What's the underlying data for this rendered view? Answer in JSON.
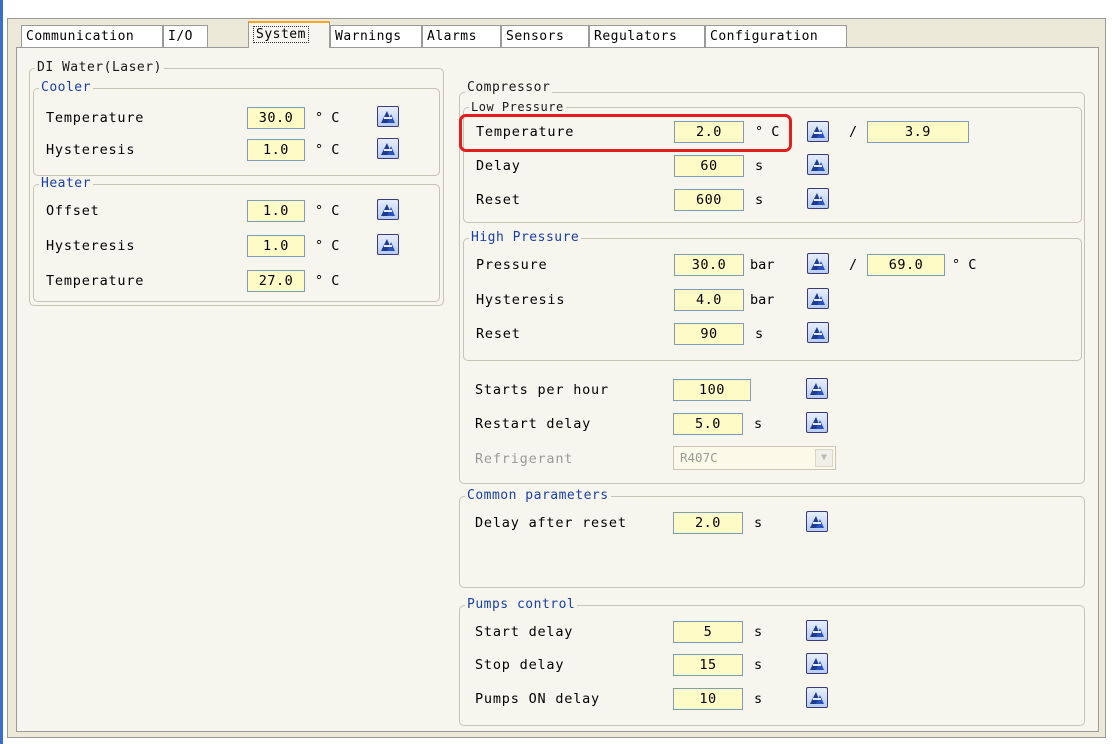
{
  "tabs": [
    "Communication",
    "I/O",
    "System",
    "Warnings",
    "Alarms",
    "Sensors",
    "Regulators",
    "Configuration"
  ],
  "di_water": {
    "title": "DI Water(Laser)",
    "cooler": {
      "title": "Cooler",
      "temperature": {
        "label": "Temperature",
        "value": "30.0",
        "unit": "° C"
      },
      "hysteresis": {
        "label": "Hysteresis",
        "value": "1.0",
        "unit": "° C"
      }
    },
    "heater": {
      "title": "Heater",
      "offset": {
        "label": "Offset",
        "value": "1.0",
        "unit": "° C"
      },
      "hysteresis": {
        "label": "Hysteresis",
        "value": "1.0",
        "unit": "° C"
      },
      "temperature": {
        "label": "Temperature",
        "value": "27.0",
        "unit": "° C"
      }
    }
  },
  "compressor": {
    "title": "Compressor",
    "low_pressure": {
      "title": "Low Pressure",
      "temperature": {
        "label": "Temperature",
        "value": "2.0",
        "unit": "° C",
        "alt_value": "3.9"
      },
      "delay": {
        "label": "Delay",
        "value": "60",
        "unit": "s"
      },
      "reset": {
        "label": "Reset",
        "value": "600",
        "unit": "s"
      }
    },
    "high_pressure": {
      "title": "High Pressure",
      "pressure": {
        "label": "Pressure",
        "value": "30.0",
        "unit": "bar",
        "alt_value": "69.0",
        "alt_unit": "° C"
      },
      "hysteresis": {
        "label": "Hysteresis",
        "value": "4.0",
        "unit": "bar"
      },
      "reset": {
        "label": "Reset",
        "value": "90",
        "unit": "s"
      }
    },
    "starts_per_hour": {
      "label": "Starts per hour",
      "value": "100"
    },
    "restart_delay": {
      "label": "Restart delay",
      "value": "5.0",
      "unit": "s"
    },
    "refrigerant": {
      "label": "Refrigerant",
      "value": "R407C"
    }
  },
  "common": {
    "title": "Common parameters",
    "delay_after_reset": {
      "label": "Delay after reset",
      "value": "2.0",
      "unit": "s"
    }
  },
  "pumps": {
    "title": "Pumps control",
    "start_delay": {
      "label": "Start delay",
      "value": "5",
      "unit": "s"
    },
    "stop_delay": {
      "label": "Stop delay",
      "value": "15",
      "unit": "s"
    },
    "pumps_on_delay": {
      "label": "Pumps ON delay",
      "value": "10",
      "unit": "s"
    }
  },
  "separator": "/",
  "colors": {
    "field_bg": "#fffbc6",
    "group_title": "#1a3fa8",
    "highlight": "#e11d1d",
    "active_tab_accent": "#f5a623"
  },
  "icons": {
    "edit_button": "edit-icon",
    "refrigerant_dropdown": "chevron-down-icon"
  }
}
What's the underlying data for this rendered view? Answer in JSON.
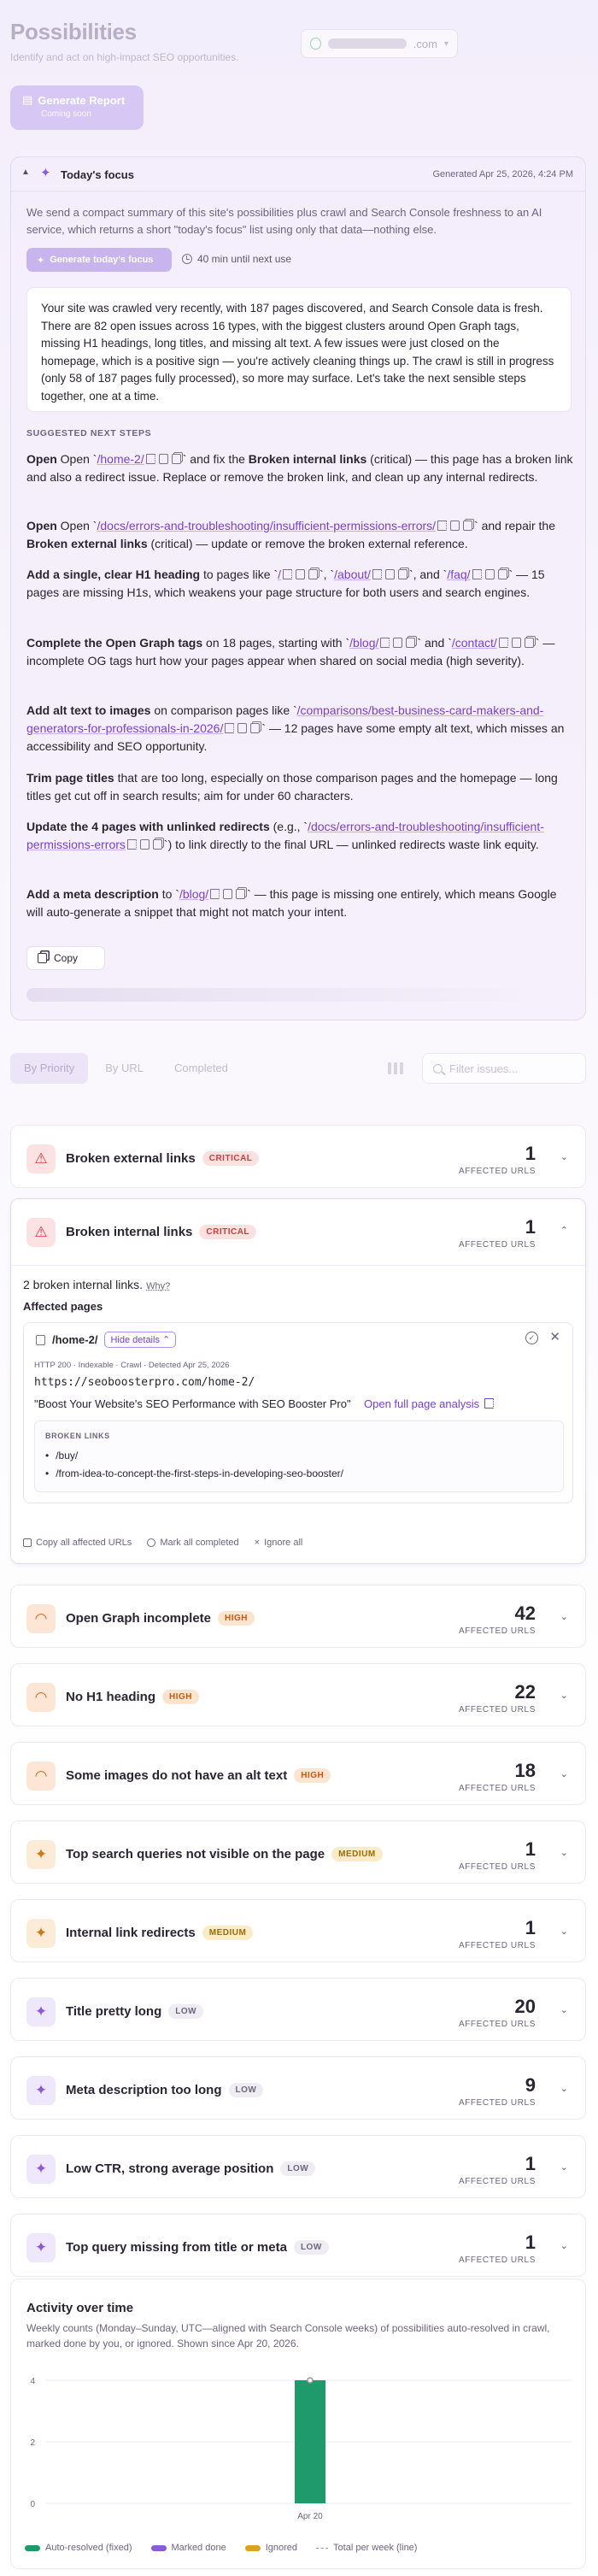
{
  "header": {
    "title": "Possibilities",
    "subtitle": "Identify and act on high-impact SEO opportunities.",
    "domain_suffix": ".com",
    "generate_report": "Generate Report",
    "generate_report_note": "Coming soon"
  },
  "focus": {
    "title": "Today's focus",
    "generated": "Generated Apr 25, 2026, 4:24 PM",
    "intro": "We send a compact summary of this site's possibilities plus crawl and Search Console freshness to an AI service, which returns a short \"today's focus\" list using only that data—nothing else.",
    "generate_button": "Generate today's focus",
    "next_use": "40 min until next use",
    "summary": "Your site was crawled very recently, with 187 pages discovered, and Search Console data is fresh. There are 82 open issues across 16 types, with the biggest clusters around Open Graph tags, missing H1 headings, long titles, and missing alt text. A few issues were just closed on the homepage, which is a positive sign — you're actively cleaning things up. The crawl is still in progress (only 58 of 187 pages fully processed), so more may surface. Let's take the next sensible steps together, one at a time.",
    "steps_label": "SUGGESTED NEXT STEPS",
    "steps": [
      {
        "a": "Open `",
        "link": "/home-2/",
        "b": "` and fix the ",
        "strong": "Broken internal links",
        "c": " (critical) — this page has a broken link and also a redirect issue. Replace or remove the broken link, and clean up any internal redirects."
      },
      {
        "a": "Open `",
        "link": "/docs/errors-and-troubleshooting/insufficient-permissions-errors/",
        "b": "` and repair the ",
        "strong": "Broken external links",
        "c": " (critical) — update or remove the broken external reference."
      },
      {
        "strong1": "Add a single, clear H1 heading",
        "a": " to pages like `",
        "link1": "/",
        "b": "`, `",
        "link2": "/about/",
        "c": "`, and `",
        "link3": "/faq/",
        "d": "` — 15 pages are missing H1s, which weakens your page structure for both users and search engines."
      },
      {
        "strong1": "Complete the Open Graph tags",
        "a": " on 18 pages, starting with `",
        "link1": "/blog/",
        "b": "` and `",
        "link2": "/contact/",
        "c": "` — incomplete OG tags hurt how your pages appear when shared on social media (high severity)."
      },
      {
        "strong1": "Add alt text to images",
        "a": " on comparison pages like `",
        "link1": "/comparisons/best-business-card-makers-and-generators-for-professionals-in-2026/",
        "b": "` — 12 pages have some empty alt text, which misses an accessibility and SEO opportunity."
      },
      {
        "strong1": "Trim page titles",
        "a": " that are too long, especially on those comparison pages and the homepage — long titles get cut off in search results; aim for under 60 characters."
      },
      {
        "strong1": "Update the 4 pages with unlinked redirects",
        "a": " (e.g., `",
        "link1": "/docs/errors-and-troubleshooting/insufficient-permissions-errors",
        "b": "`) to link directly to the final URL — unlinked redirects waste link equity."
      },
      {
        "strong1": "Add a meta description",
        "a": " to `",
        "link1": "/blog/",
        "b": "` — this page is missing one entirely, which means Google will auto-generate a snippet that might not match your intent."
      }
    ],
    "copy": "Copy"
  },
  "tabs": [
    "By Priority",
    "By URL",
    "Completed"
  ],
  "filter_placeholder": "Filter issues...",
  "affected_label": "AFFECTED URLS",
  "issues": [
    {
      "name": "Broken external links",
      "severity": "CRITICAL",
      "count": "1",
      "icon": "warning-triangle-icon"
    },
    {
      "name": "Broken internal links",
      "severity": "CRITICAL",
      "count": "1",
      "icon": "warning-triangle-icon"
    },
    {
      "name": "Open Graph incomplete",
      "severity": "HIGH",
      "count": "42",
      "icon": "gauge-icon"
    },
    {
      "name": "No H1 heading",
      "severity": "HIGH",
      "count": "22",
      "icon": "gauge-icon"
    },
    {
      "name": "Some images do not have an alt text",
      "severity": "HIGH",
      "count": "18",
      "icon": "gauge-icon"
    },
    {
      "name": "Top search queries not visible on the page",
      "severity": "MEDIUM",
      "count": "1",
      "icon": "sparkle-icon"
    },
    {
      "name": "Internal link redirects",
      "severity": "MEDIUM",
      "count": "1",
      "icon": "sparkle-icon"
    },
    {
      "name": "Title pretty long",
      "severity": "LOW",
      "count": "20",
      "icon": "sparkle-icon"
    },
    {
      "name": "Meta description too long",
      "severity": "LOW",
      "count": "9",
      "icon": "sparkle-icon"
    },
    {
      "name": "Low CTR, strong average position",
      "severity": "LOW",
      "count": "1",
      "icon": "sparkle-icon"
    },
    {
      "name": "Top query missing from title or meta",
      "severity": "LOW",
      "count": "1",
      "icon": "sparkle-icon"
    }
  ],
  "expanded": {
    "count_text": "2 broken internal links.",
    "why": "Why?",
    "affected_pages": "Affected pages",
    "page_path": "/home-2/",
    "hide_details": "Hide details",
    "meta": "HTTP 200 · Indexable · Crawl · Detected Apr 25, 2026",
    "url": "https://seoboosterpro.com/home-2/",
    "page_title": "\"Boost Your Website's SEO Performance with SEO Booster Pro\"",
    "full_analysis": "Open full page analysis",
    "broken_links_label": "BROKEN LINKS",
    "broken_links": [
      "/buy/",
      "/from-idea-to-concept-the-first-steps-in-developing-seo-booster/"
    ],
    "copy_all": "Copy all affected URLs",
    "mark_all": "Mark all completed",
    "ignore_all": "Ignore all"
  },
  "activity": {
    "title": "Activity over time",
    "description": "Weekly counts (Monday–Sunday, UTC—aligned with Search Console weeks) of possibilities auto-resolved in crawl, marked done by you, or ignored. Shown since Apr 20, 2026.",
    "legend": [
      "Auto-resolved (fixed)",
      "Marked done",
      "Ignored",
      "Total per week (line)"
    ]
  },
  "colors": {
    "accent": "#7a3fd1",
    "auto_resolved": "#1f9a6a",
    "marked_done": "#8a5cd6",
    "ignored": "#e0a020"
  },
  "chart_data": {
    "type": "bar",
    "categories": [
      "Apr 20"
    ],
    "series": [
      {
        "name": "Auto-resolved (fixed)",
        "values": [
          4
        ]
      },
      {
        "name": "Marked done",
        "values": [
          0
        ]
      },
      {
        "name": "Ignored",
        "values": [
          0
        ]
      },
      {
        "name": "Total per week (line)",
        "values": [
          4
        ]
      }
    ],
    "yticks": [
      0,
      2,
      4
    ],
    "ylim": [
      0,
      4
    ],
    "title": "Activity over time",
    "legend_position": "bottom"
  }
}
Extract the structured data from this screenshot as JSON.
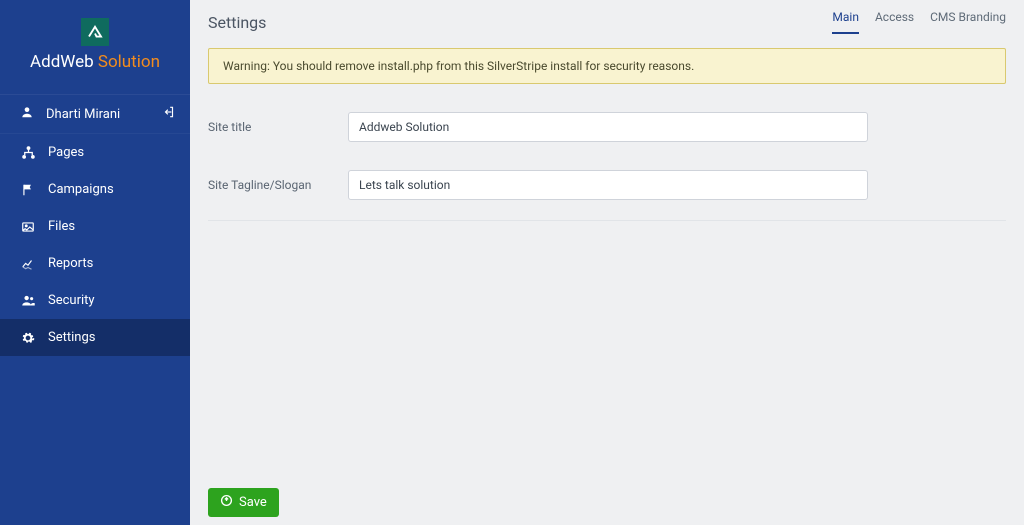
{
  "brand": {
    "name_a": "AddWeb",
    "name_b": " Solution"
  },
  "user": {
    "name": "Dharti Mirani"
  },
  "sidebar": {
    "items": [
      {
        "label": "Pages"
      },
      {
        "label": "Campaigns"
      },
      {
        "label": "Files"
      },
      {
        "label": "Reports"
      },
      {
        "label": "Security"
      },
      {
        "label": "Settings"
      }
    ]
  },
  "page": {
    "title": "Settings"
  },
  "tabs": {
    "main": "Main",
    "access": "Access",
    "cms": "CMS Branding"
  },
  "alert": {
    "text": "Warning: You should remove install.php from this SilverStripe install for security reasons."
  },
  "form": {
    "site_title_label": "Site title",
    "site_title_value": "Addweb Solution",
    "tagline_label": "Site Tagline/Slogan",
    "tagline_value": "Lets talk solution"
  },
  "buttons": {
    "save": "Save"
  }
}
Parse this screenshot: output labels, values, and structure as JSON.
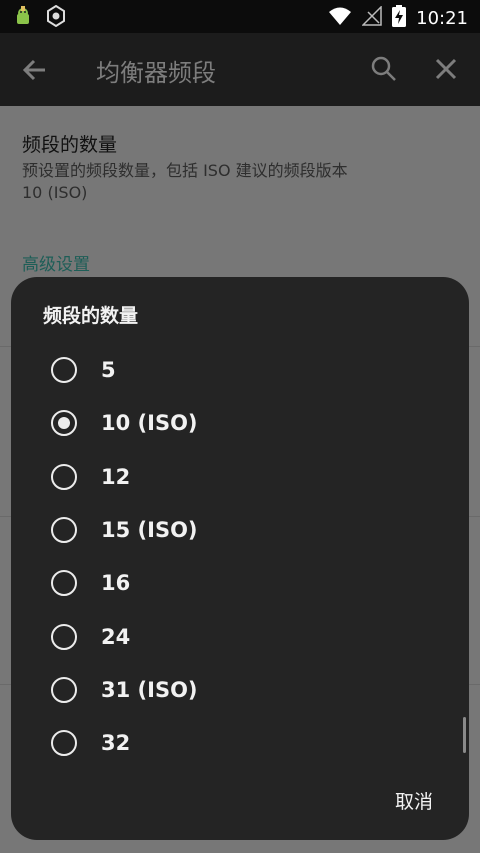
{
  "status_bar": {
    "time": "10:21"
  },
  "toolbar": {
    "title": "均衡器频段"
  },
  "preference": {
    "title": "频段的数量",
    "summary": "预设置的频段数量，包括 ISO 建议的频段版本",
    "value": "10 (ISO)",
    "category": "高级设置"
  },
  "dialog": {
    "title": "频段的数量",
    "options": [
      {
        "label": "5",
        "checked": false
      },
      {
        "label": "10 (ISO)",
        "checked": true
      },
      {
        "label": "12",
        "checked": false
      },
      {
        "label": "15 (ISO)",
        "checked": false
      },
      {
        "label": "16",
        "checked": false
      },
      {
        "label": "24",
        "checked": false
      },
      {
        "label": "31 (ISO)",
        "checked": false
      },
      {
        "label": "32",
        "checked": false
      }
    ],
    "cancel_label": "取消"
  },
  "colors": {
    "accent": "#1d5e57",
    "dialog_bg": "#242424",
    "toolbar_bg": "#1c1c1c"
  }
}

-=-=-=-=-

▶ [INSTRUCTION] Please write out the material from the line containing "Parse this screenshot: output" to its final line, both inclusive, exactly as it appears; pictures are not part of the copy.

▶ [WRITTEN ANSWER]
Parse this screenshot: output labels, values, and structure as JSON.
{
  "status_bar": {
    "time": "10:21"
  },
  "toolbar": {
    "title": "均衡器频段"
  },
  "preference": {
    "title": "频段的数量",
    "summary": "预设置的频段数量，包括 ISO 建议的频段版本",
    "value": "10 (ISO)",
    "category": "高级设置"
  },
  "dialog": {
    "title": "频段的数量",
    "options": [
      {
        "label": "5",
        "checked": false
      },
      {
        "label": "10 (ISO)",
        "checked": true
      },
      {
        "label": "12",
        "checked": false
      },
      {
        "label": "15 (ISO)",
        "checked": false
      },
      {
        "label": "16",
        "checked": false
      },
      {
        "label": "24",
        "checked": false
      },
      {
        "label": "31 (ISO)",
        "checked": false
      },
      {
        "label": "32",
        "checked": false
      }
    ],
    "cancel_label": "取消"
  },
  "colors": {
    "accent": "#1d5e57",
    "dialog_bg": "#242424",
    "toolbar_bg": "#1c1c1c"
  }
}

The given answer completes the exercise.